# [Stated exercise]
Below is a block of records; repeat each one exactly.

# [Data extracted from a collection]
begin
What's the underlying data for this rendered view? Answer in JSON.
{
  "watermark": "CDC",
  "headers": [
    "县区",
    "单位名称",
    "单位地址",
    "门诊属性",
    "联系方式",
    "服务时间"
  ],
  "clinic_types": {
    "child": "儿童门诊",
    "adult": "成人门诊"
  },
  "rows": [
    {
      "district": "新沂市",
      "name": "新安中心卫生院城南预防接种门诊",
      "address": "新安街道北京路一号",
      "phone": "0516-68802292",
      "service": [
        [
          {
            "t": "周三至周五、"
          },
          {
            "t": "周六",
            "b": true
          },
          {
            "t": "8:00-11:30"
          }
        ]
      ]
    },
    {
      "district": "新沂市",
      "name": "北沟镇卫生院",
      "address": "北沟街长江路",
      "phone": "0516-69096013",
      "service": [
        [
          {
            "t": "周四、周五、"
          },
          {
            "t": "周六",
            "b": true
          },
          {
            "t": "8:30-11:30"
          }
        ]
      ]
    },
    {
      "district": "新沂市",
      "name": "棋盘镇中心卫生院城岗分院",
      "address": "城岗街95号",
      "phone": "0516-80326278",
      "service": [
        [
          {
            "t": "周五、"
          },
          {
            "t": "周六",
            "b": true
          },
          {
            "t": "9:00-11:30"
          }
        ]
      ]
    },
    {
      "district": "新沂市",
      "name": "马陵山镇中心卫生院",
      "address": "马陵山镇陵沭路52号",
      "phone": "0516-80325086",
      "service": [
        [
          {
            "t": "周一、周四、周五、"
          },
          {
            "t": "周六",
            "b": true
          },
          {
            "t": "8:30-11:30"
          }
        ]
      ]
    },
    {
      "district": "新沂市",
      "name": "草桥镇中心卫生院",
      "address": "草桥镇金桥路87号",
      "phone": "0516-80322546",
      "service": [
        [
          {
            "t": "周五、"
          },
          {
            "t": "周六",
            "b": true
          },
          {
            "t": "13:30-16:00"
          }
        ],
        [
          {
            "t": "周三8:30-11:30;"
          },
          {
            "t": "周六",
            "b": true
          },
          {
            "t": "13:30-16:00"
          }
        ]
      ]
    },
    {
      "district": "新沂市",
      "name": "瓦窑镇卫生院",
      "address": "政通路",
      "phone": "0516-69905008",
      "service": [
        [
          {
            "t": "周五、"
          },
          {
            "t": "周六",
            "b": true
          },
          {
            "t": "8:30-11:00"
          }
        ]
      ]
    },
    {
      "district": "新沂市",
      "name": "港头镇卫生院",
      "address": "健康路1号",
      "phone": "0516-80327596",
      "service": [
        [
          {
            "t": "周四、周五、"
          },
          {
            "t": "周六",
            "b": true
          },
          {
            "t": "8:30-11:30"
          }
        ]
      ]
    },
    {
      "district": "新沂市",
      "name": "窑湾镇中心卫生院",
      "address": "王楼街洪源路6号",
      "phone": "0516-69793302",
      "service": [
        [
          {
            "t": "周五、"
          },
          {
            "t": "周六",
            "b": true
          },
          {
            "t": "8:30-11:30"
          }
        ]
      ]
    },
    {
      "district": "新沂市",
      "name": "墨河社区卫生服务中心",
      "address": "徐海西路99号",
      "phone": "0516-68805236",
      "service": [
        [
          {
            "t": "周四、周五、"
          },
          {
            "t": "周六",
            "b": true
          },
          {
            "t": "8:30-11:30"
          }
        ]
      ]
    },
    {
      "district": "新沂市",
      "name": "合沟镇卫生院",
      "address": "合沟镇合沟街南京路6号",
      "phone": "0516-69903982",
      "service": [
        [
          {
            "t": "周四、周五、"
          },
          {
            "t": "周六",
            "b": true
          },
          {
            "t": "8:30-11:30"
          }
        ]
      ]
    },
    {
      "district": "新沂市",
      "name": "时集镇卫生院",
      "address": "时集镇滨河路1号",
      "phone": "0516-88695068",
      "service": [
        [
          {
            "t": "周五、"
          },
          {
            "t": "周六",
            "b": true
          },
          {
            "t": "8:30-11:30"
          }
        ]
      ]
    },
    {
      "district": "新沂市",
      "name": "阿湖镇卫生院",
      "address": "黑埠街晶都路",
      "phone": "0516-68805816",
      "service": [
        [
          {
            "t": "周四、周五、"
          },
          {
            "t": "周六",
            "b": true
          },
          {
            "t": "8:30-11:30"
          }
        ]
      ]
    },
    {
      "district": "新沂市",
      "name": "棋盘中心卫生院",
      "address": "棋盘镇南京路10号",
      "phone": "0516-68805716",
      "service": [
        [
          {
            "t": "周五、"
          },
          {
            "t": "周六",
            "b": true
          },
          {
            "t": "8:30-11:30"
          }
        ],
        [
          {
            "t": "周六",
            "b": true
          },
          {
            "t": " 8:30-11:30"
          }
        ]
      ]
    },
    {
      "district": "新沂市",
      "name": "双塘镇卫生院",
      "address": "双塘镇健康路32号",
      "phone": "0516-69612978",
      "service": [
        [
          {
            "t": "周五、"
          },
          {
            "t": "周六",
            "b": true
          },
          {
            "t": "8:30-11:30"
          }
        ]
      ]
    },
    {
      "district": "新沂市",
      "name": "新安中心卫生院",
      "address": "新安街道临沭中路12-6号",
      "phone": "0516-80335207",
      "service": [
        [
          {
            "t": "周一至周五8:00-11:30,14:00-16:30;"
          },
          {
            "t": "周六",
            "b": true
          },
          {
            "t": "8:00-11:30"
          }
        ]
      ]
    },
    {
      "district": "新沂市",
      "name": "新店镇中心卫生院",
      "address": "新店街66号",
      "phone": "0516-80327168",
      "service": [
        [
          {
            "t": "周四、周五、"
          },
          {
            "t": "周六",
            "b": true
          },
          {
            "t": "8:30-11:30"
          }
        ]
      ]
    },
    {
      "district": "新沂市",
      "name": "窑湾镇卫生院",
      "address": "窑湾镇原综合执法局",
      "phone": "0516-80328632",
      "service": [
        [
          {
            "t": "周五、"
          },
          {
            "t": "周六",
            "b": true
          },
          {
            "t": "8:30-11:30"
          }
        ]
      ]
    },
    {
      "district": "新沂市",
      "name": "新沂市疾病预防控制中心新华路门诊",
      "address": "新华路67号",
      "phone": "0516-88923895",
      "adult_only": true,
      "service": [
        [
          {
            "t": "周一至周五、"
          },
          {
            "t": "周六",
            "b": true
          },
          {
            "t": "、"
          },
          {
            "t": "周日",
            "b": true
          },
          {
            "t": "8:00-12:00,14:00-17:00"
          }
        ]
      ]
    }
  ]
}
end
# [Written reply]
What's the underlying data for this rendered view? Answer in JSON.
{
  "watermark": "CDC",
  "headers": [
    "县区",
    "单位名称",
    "单位地址",
    "门诊属性",
    "联系方式",
    "服务时间"
  ],
  "clinic_types": {
    "child": "儿童门诊",
    "adult": "成人门诊"
  },
  "rows": [
    {
      "district": "新沂市",
      "name": "新安中心卫生院城南预防接种门诊",
      "address": "新安街道北京路一号",
      "phone": "0516-68802292",
      "service": [
        [
          {
            "t": "周三至周五、"
          },
          {
            "t": "周六",
            "b": true
          },
          {
            "t": "8:00-11:30"
          }
        ]
      ]
    },
    {
      "district": "新沂市",
      "name": "北沟镇卫生院",
      "address": "北沟街长江路",
      "phone": "0516-69096013",
      "service": [
        [
          {
            "t": "周四、周五、"
          },
          {
            "t": "周六",
            "b": true
          },
          {
            "t": "8:30-11:30"
          }
        ]
      ]
    },
    {
      "district": "新沂市",
      "name": "棋盘镇中心卫生院城岗分院",
      "address": "城岗街95号",
      "phone": "0516-80326278",
      "service": [
        [
          {
            "t": "周五、"
          },
          {
            "t": "周六",
            "b": true
          },
          {
            "t": "9:00-11:30"
          }
        ]
      ]
    },
    {
      "district": "新沂市",
      "name": "马陵山镇中心卫生院",
      "address": "马陵山镇陵沭路52号",
      "phone": "0516-80325086",
      "service": [
        [
          {
            "t": "周一、周四、周五、"
          },
          {
            "t": "周六",
            "b": true
          },
          {
            "t": "8:30-11:30"
          }
        ]
      ]
    },
    {
      "district": "新沂市",
      "name": "草桥镇中心卫生院",
      "address": "草桥镇金桥路87号",
      "phone": "0516-80322546",
      "service": [
        [
          {
            "t": "周五、"
          },
          {
            "t": "周六",
            "b": true
          },
          {
            "t": "13:30-16:00"
          }
        ],
        [
          {
            "t": "周三8:30-11:30;"
          },
          {
            "t": "周六",
            "b": true
          },
          {
            "t": "13:30-16:00"
          }
        ]
      ]
    },
    {
      "district": "新沂市",
      "name": "瓦窑镇卫生院",
      "address": "政通路",
      "phone": "0516-69905008",
      "service": [
        [
          {
            "t": "周五、"
          },
          {
            "t": "周六",
            "b": true
          },
          {
            "t": "8:30-11:00"
          }
        ]
      ]
    },
    {
      "district": "新沂市",
      "name": "港头镇卫生院",
      "address": "健康路1号",
      "phone": "0516-80327596",
      "service": [
        [
          {
            "t": "周四、周五、"
          },
          {
            "t": "周六",
            "b": true
          },
          {
            "t": "8:30-11:30"
          }
        ]
      ]
    },
    {
      "district": "新沂市",
      "name": "窑湾镇中心卫生院",
      "address": "王楼街洪源路6号",
      "phone": "0516-69793302",
      "service": [
        [
          {
            "t": "周五、"
          },
          {
            "t": "周六",
            "b": true
          },
          {
            "t": "8:30-11:30"
          }
        ]
      ]
    },
    {
      "district": "新沂市",
      "name": "墨河社区卫生服务中心",
      "address": "徐海西路99号",
      "phone": "0516-68805236",
      "service": [
        [
          {
            "t": "周四、周五、"
          },
          {
            "t": "周六",
            "b": true
          },
          {
            "t": "8:30-11:30"
          }
        ]
      ]
    },
    {
      "district": "新沂市",
      "name": "合沟镇卫生院",
      "address": "合沟镇合沟街南京路6号",
      "phone": "0516-69903982",
      "service": [
        [
          {
            "t": "周四、周五、"
          },
          {
            "t": "周六",
            "b": true
          },
          {
            "t": "8:30-11:30"
          }
        ]
      ]
    },
    {
      "district": "新沂市",
      "name": "时集镇卫生院",
      "address": "时集镇滨河路1号",
      "phone": "0516-88695068",
      "service": [
        [
          {
            "t": "周五、"
          },
          {
            "t": "周六",
            "b": true
          },
          {
            "t": "8:30-11:30"
          }
        ]
      ]
    },
    {
      "district": "新沂市",
      "name": "阿湖镇卫生院",
      "address": "黑埠街晶都路",
      "phone": "0516-68805816",
      "service": [
        [
          {
            "t": "周四、周五、"
          },
          {
            "t": "周六",
            "b": true
          },
          {
            "t": "8:30-11:30"
          }
        ]
      ]
    },
    {
      "district": "新沂市",
      "name": "棋盘中心卫生院",
      "address": "棋盘镇南京路10号",
      "phone": "0516-68805716",
      "service": [
        [
          {
            "t": "周五、"
          },
          {
            "t": "周六",
            "b": true
          },
          {
            "t": "8:30-11:30"
          }
        ],
        [
          {
            "t": "周六",
            "b": true
          },
          {
            "t": " 8:30-11:30"
          }
        ]
      ]
    },
    {
      "district": "新沂市",
      "name": "双塘镇卫生院",
      "address": "双塘镇健康路32号",
      "phone": "0516-69612978",
      "service": [
        [
          {
            "t": "周五、"
          },
          {
            "t": "周六",
            "b": true
          },
          {
            "t": "8:30-11:30"
          }
        ]
      ]
    },
    {
      "district": "新沂市",
      "name": "新安中心卫生院",
      "address": "新安街道临沭中路12-6号",
      "phone": "0516-80335207",
      "service": [
        [
          {
            "t": "周一至周五8:00-11:30,14:00-16:30;"
          },
          {
            "t": "周六",
            "b": true
          },
          {
            "t": "8:00-11:30"
          }
        ]
      ]
    },
    {
      "district": "新沂市",
      "name": "新店镇中心卫生院",
      "address": "新店街66号",
      "phone": "0516-80327168",
      "service": [
        [
          {
            "t": "周四、周五、"
          },
          {
            "t": "周六",
            "b": true
          },
          {
            "t": "8:30-11:30"
          }
        ]
      ]
    },
    {
      "district": "新沂市",
      "name": "窑湾镇卫生院",
      "address": "窑湾镇原综合执法局",
      "phone": "0516-80328632",
      "service": [
        [
          {
            "t": "周五、"
          },
          {
            "t": "周六",
            "b": true
          },
          {
            "t": "8:30-11:30"
          }
        ]
      ]
    },
    {
      "district": "新沂市",
      "name": "新沂市疾病预防控制中心新华路门诊",
      "address": "新华路67号",
      "phone": "0516-88923895",
      "adult_only": true,
      "service": [
        [
          {
            "t": "周一至周五、"
          },
          {
            "t": "周六",
            "b": true
          },
          {
            "t": "、"
          },
          {
            "t": "周日",
            "b": true
          },
          {
            "t": "8:00-12:00,14:00-17:00"
          }
        ]
      ]
    }
  ]
}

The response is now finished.